*What you will do:* Please list all lines of the material below in which the string "correlation" occurs.
-- Start of Data for the task --
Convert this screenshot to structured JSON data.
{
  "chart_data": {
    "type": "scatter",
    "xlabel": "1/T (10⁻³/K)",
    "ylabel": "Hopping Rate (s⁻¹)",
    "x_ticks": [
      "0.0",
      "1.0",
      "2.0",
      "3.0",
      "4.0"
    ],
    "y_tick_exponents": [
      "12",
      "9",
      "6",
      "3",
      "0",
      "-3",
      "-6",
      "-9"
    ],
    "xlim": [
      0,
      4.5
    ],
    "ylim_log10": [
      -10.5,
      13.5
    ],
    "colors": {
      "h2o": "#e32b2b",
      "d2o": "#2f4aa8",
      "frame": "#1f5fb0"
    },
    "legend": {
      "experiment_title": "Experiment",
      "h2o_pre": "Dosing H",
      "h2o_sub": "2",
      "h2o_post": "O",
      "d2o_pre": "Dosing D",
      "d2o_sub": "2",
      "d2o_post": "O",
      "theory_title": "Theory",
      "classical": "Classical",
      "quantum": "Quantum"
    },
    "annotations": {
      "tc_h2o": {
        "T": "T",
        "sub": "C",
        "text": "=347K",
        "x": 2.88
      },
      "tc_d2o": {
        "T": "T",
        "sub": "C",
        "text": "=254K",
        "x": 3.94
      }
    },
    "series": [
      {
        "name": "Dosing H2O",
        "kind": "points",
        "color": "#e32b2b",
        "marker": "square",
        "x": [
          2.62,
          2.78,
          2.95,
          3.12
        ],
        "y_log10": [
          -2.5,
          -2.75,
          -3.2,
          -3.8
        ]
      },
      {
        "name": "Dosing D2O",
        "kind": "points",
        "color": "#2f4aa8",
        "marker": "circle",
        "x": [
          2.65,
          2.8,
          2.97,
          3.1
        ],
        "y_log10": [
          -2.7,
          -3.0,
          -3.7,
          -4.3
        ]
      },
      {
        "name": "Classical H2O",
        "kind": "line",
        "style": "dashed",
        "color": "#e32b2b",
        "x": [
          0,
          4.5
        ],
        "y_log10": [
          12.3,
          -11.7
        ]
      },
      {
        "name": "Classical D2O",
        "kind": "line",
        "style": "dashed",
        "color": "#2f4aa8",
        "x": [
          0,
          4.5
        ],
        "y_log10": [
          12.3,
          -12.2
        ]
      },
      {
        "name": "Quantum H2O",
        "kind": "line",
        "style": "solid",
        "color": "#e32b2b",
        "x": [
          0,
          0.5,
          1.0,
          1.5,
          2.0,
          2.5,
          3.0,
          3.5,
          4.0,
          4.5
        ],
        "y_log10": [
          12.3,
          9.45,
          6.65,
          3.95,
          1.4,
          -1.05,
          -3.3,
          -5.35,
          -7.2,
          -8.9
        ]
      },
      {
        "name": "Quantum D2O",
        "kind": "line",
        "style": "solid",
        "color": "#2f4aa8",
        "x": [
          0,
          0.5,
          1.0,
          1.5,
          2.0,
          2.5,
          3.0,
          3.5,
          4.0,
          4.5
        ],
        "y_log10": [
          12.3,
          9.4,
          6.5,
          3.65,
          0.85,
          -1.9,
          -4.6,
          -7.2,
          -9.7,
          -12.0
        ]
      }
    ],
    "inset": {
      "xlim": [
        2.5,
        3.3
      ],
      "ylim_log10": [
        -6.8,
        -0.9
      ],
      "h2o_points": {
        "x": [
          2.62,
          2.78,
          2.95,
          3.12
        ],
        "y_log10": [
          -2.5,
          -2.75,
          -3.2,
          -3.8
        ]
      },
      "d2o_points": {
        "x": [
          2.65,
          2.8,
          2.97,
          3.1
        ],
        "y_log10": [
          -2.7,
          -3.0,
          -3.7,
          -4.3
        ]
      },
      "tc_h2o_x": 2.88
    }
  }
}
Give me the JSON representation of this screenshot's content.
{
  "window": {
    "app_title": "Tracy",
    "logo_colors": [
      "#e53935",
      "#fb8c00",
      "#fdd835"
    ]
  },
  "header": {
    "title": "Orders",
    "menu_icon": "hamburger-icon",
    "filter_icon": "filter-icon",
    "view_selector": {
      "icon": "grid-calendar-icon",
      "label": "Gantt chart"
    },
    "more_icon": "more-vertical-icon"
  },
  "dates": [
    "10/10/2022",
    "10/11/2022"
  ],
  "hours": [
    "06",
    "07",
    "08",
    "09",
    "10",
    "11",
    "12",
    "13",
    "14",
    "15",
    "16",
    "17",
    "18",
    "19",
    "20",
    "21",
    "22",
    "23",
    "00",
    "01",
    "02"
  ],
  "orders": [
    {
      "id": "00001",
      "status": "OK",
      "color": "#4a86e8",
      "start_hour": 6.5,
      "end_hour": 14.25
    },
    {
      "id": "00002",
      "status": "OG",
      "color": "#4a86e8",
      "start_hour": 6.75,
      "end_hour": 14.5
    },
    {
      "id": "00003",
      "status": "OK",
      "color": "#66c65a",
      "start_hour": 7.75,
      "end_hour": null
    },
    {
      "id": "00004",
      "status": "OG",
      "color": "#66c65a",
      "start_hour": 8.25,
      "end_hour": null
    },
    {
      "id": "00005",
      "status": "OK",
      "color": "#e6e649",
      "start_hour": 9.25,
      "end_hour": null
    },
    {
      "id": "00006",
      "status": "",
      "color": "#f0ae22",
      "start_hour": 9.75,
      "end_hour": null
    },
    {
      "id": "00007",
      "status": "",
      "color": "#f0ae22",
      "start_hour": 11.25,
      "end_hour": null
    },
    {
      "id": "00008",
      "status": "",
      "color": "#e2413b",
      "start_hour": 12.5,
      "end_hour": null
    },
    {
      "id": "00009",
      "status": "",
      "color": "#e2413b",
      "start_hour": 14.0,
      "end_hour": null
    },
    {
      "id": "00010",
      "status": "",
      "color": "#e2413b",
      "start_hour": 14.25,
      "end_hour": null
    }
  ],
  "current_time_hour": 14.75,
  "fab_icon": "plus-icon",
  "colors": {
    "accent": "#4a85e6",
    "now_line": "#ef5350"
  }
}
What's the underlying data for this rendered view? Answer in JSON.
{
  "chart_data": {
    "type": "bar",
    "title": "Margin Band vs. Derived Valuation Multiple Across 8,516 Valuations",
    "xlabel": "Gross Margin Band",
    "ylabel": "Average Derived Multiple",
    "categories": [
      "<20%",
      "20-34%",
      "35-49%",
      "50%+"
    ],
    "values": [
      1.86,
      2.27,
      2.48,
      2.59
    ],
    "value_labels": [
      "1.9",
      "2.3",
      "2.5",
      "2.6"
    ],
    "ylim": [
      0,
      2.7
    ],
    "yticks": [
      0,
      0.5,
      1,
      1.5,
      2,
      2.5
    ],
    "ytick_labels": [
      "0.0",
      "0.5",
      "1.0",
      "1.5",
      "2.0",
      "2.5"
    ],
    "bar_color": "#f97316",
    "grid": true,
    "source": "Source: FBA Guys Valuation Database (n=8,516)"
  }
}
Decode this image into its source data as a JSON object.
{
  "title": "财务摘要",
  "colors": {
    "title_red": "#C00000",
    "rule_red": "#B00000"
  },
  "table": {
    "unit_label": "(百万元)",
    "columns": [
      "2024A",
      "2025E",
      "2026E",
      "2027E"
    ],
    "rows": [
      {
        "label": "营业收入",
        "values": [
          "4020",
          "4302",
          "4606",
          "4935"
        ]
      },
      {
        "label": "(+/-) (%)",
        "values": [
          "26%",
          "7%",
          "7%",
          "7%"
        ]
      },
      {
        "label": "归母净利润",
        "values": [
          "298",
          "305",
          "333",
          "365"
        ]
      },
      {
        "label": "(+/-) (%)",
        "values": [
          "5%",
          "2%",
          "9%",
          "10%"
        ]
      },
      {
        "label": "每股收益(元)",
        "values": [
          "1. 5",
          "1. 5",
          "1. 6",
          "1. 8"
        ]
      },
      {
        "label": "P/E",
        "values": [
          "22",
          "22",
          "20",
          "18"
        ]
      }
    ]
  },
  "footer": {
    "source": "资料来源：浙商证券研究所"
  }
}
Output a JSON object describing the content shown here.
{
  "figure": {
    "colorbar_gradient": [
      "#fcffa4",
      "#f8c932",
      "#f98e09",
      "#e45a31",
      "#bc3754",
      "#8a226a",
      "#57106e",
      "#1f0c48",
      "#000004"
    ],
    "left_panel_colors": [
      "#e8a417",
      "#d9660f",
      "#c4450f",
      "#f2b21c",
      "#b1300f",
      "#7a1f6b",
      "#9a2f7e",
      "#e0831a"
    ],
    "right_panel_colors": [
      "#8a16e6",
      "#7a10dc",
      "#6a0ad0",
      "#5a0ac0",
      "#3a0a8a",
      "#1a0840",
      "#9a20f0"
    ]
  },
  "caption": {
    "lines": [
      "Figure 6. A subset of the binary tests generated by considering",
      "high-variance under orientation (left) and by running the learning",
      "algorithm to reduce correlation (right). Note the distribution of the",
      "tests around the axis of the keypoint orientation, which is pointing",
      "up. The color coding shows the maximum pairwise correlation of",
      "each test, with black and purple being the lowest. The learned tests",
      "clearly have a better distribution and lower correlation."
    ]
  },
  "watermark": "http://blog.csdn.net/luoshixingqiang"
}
-- End of Data for the task --
*The response:*
      "algorithm to reduce correlation (right). Note the distribution of the",
      "up. The color coding shows the maximum pairwise correlation of",
      "clearly have a better distribution and lower correlation."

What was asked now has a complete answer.